## [What the task asks]
Copy each line containing the word "this" from the records that follow, please.

....

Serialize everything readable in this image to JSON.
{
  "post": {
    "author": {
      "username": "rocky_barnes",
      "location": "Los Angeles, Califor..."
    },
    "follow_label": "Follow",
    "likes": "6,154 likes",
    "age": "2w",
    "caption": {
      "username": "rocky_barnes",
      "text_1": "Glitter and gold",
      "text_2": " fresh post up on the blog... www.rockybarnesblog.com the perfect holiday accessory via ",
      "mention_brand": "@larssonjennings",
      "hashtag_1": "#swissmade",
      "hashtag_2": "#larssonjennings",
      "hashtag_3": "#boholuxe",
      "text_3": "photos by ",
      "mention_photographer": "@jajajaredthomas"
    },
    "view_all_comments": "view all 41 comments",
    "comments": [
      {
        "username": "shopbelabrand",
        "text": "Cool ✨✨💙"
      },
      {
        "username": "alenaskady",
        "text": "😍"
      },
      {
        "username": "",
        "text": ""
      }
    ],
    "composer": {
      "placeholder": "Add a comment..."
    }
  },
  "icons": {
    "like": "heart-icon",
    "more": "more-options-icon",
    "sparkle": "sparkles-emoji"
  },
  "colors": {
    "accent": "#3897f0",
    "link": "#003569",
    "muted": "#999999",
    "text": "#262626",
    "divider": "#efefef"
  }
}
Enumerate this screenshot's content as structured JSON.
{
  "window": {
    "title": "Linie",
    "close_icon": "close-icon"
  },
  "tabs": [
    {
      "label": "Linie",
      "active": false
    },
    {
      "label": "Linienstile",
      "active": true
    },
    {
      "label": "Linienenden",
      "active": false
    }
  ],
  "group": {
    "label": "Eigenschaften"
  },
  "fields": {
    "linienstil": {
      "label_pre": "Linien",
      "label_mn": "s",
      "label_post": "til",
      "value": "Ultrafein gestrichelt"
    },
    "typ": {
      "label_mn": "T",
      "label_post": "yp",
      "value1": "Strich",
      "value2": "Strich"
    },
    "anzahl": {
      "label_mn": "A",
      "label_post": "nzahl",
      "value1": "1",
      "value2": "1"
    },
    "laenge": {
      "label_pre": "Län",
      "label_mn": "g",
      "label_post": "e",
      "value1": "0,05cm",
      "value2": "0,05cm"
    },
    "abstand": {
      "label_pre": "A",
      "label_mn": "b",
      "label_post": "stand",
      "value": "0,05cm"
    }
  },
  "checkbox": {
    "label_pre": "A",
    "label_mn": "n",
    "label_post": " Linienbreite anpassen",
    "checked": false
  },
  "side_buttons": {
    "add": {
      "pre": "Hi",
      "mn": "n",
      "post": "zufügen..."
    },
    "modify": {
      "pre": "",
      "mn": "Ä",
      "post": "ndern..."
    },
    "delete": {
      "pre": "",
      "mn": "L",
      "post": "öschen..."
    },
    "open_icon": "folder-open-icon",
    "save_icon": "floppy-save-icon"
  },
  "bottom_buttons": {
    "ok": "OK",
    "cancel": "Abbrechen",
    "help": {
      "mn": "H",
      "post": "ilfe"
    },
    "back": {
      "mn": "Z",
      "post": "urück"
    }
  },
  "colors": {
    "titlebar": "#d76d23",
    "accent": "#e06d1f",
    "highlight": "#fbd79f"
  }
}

....

## [Completed task]
Serialize everything readable in this image to JSON.
Enumerate this screenshot's content as structured JSON.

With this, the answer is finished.